◆ **Requirement**
Word for word, give the material below again, minus any images.

◆ **Recorded data**
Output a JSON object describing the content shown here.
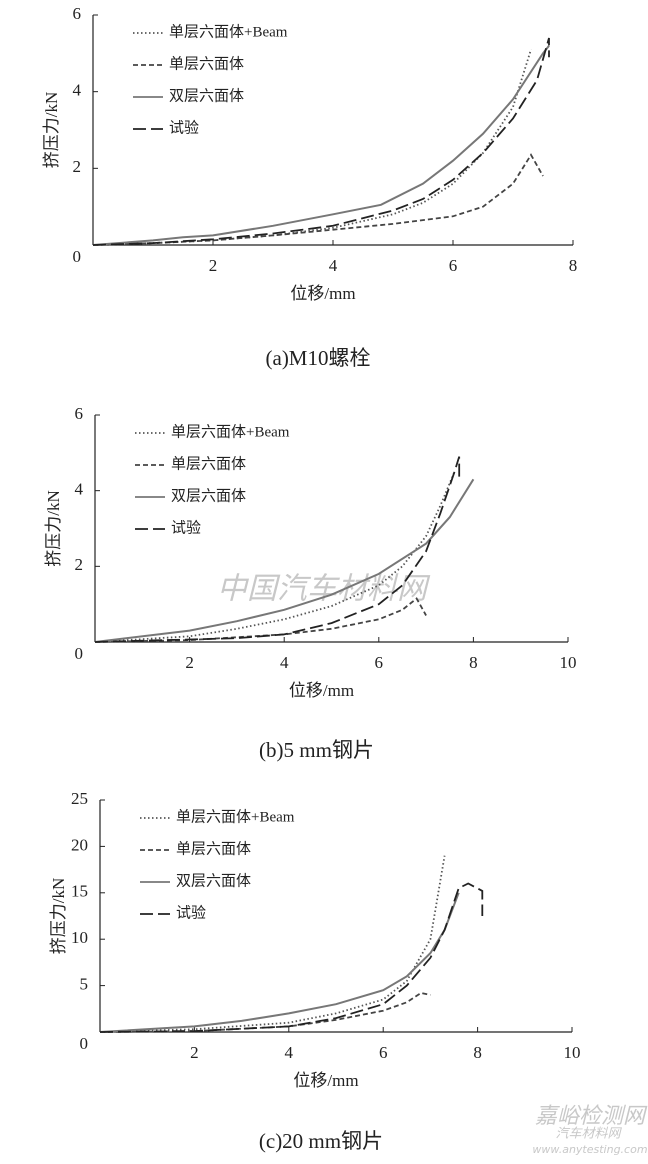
{
  "chart_data": [
    {
      "type": "line",
      "caption": "(a)M10螺栓",
      "xlabel": "位移/mm",
      "ylabel": "挤压力/kN",
      "xlim": [
        0,
        8
      ],
      "xticks": [
        2,
        4,
        6,
        8
      ],
      "ylim": [
        0,
        6
      ],
      "yticks": [
        0,
        2,
        4,
        6
      ],
      "series": [
        {
          "name": "单层六面体+Beam",
          "color": "#555555",
          "style": "dotted",
          "x": [
            0,
            1,
            2,
            3,
            4,
            5,
            5.5,
            6,
            6.5,
            7,
            7.3
          ],
          "values": [
            0,
            0.05,
            0.12,
            0.25,
            0.45,
            0.8,
            1.1,
            1.6,
            2.4,
            3.6,
            5.1
          ]
        },
        {
          "name": "单层六面体",
          "color": "#444444",
          "style": "dashed",
          "x": [
            0,
            1,
            2,
            3,
            4,
            5,
            6,
            6.5,
            7,
            7.3,
            7.5
          ],
          "values": [
            0,
            0.05,
            0.12,
            0.25,
            0.4,
            0.55,
            0.75,
            1.0,
            1.6,
            2.35,
            1.8
          ]
        },
        {
          "name": "双层六面体",
          "color": "#777777",
          "style": "solid",
          "x": [
            0,
            1,
            1.5,
            2,
            3,
            4,
            4.8,
            5.5,
            6,
            6.5,
            7,
            7.5,
            7.6
          ],
          "values": [
            0,
            0.12,
            0.2,
            0.25,
            0.5,
            0.8,
            1.05,
            1.6,
            2.2,
            2.9,
            3.8,
            5.0,
            5.2
          ]
        },
        {
          "name": "试验",
          "color": "#222222",
          "style": "longdash",
          "x": [
            0,
            1,
            2,
            3,
            4,
            5,
            5.5,
            6,
            6.5,
            7,
            7.4,
            7.6,
            7.6
          ],
          "values": [
            0,
            0.05,
            0.15,
            0.3,
            0.5,
            0.9,
            1.2,
            1.7,
            2.4,
            3.3,
            4.3,
            5.4,
            4.9
          ]
        }
      ]
    },
    {
      "type": "line",
      "caption": "(b)5 mm钢片",
      "xlabel": "位移/mm",
      "ylabel": "挤压力/kN",
      "xlim": [
        0,
        10
      ],
      "xticks": [
        2,
        4,
        6,
        8,
        10
      ],
      "ylim": [
        0,
        6
      ],
      "yticks": [
        0,
        2,
        4,
        6
      ],
      "series": [
        {
          "name": "单层六面体+Beam",
          "color": "#555555",
          "style": "dotted",
          "x": [
            0,
            2,
            3,
            4,
            5,
            6,
            6.5,
            7,
            7.3,
            7.6
          ],
          "values": [
            0,
            0.15,
            0.35,
            0.6,
            0.95,
            1.5,
            2.0,
            2.8,
            3.6,
            4.5
          ]
        },
        {
          "name": "单层六面体",
          "color": "#444444",
          "style": "dashed",
          "x": [
            0,
            2,
            4,
            5,
            6,
            6.5,
            6.8,
            7
          ],
          "values": [
            0,
            0.05,
            0.2,
            0.35,
            0.6,
            0.85,
            1.15,
            0.7
          ]
        },
        {
          "name": "双层六面体",
          "color": "#777777",
          "style": "solid",
          "x": [
            0,
            2,
            3,
            4,
            5,
            6,
            7,
            7.5,
            8
          ],
          "values": [
            0,
            0.3,
            0.55,
            0.85,
            1.25,
            1.8,
            2.6,
            3.3,
            4.3
          ]
        },
        {
          "name": "试验",
          "color": "#222222",
          "style": "longdash",
          "x": [
            0,
            3,
            4,
            5,
            6,
            6.5,
            7,
            7.3,
            7.6,
            7.7,
            7.7
          ],
          "values": [
            0,
            0.1,
            0.2,
            0.5,
            1.0,
            1.5,
            2.4,
            3.4,
            4.5,
            4.9,
            4.3
          ]
        }
      ]
    },
    {
      "type": "line",
      "caption": "(c)20 mm钢片",
      "xlabel": "位移/mm",
      "ylabel": "挤压力/kN",
      "xlim": [
        0,
        10
      ],
      "xticks": [
        2,
        4,
        6,
        8,
        10
      ],
      "ylim": [
        0,
        25
      ],
      "yticks": [
        0,
        5,
        10,
        15,
        20,
        25
      ],
      "series": [
        {
          "name": "单层六面体+Beam",
          "color": "#555555",
          "style": "dotted",
          "x": [
            0,
            2,
            4,
            5,
            6,
            6.5,
            7,
            7.3
          ],
          "values": [
            0,
            0.3,
            1,
            2,
            3.5,
            5.5,
            10,
            19
          ]
        },
        {
          "name": "单层六面体",
          "color": "#444444",
          "style": "dashed",
          "x": [
            0,
            2,
            4,
            5,
            6,
            6.5,
            6.8,
            7
          ],
          "values": [
            0,
            0.1,
            0.6,
            1.3,
            2.3,
            3.2,
            4.2,
            4
          ]
        },
        {
          "name": "双层六面体",
          "color": "#777777",
          "style": "solid",
          "x": [
            0,
            2,
            3,
            4,
            5,
            6,
            6.5,
            7,
            7.3,
            7.6
          ],
          "values": [
            0,
            0.6,
            1.2,
            2,
            3,
            4.5,
            6,
            8.5,
            11,
            15
          ]
        },
        {
          "name": "试验",
          "color": "#222222",
          "style": "longdash",
          "x": [
            0,
            2,
            4,
            5,
            6,
            6.5,
            7,
            7.3,
            7.6,
            7.8,
            8.1,
            8.1
          ],
          "values": [
            0,
            0.1,
            0.6,
            1.5,
            3,
            5,
            8,
            11,
            15.5,
            16,
            15.2,
            12.5
          ]
        }
      ]
    }
  ],
  "watermarks": [
    "中国汽车材料网",
    "嘉峪检测网",
    "汽车材料网",
    "www.anytesting.com"
  ]
}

◆ **Correct response**
Output a JSON object describing the content shown here.
{
  "chart_data": [
    {
      "type": "line",
      "caption": "(a)M10螺栓",
      "xlabel": "位移/mm",
      "ylabel": "挤压力/kN",
      "xlim": [
        0,
        8
      ],
      "xticks": [
        2,
        4,
        6,
        8
      ],
      "ylim": [
        0,
        6
      ],
      "yticks": [
        0,
        2,
        4,
        6
      ],
      "series": [
        {
          "name": "单层六面体+Beam",
          "color": "#555555",
          "style": "dotted",
          "x": [
            0,
            1,
            2,
            3,
            4,
            5,
            5.5,
            6,
            6.5,
            7,
            7.3
          ],
          "values": [
            0,
            0.05,
            0.12,
            0.25,
            0.45,
            0.8,
            1.1,
            1.6,
            2.4,
            3.6,
            5.1
          ]
        },
        {
          "name": "单层六面体",
          "color": "#444444",
          "style": "dashed",
          "x": [
            0,
            1,
            2,
            3,
            4,
            5,
            6,
            6.5,
            7,
            7.3,
            7.5
          ],
          "values": [
            0,
            0.05,
            0.12,
            0.25,
            0.4,
            0.55,
            0.75,
            1.0,
            1.6,
            2.35,
            1.8
          ]
        },
        {
          "name": "双层六面体",
          "color": "#777777",
          "style": "solid",
          "x": [
            0,
            1,
            1.5,
            2,
            3,
            4,
            4.8,
            5.5,
            6,
            6.5,
            7,
            7.5,
            7.6
          ],
          "values": [
            0,
            0.12,
            0.2,
            0.25,
            0.5,
            0.8,
            1.05,
            1.6,
            2.2,
            2.9,
            3.8,
            5.0,
            5.2
          ]
        },
        {
          "name": "试验",
          "color": "#222222",
          "style": "longdash",
          "x": [
            0,
            1,
            2,
            3,
            4,
            5,
            5.5,
            6,
            6.5,
            7,
            7.4,
            7.6,
            7.6
          ],
          "values": [
            0,
            0.05,
            0.15,
            0.3,
            0.5,
            0.9,
            1.2,
            1.7,
            2.4,
            3.3,
            4.3,
            5.4,
            4.9
          ]
        }
      ]
    },
    {
      "type": "line",
      "caption": "(b)5 mm钢片",
      "xlabel": "位移/mm",
      "ylabel": "挤压力/kN",
      "xlim": [
        0,
        10
      ],
      "xticks": [
        2,
        4,
        6,
        8,
        10
      ],
      "ylim": [
        0,
        6
      ],
      "yticks": [
        0,
        2,
        4,
        6
      ],
      "series": [
        {
          "name": "单层六面体+Beam",
          "color": "#555555",
          "style": "dotted",
          "x": [
            0,
            2,
            3,
            4,
            5,
            6,
            6.5,
            7,
            7.3,
            7.6
          ],
          "values": [
            0,
            0.15,
            0.35,
            0.6,
            0.95,
            1.5,
            2.0,
            2.8,
            3.6,
            4.5
          ]
        },
        {
          "name": "单层六面体",
          "color": "#444444",
          "style": "dashed",
          "x": [
            0,
            2,
            4,
            5,
            6,
            6.5,
            6.8,
            7
          ],
          "values": [
            0,
            0.05,
            0.2,
            0.35,
            0.6,
            0.85,
            1.15,
            0.7
          ]
        },
        {
          "name": "双层六面体",
          "color": "#777777",
          "style": "solid",
          "x": [
            0,
            2,
            3,
            4,
            5,
            6,
            7,
            7.5,
            8
          ],
          "values": [
            0,
            0.3,
            0.55,
            0.85,
            1.25,
            1.8,
            2.6,
            3.3,
            4.3
          ]
        },
        {
          "name": "试验",
          "color": "#222222",
          "style": "longdash",
          "x": [
            0,
            3,
            4,
            5,
            6,
            6.5,
            7,
            7.3,
            7.6,
            7.7,
            7.7
          ],
          "values": [
            0,
            0.1,
            0.2,
            0.5,
            1.0,
            1.5,
            2.4,
            3.4,
            4.5,
            4.9,
            4.3
          ]
        }
      ]
    },
    {
      "type": "line",
      "caption": "(c)20 mm钢片",
      "xlabel": "位移/mm",
      "ylabel": "挤压力/kN",
      "xlim": [
        0,
        10
      ],
      "xticks": [
        2,
        4,
        6,
        8,
        10
      ],
      "ylim": [
        0,
        25
      ],
      "yticks": [
        0,
        5,
        10,
        15,
        20,
        25
      ],
      "series": [
        {
          "name": "单层六面体+Beam",
          "color": "#555555",
          "style": "dotted",
          "x": [
            0,
            2,
            4,
            5,
            6,
            6.5,
            7,
            7.3
          ],
          "values": [
            0,
            0.3,
            1,
            2,
            3.5,
            5.5,
            10,
            19
          ]
        },
        {
          "name": "单层六面体",
          "color": "#444444",
          "style": "dashed",
          "x": [
            0,
            2,
            4,
            5,
            6,
            6.5,
            6.8,
            7
          ],
          "values": [
            0,
            0.1,
            0.6,
            1.3,
            2.3,
            3.2,
            4.2,
            4
          ]
        },
        {
          "name": "双层六面体",
          "color": "#777777",
          "style": "solid",
          "x": [
            0,
            2,
            3,
            4,
            5,
            6,
            6.5,
            7,
            7.3,
            7.6
          ],
          "values": [
            0,
            0.6,
            1.2,
            2,
            3,
            4.5,
            6,
            8.5,
            11,
            15
          ]
        },
        {
          "name": "试验",
          "color": "#222222",
          "style": "longdash",
          "x": [
            0,
            2,
            4,
            5,
            6,
            6.5,
            7,
            7.3,
            7.6,
            7.8,
            8.1,
            8.1
          ],
          "values": [
            0,
            0.1,
            0.6,
            1.5,
            3,
            5,
            8,
            11,
            15.5,
            16,
            15.2,
            12.5
          ]
        }
      ]
    }
  ],
  "watermarks": [
    "中国汽车材料网",
    "嘉峪检测网",
    "汽车材料网",
    "www.anytesting.com"
  ]
}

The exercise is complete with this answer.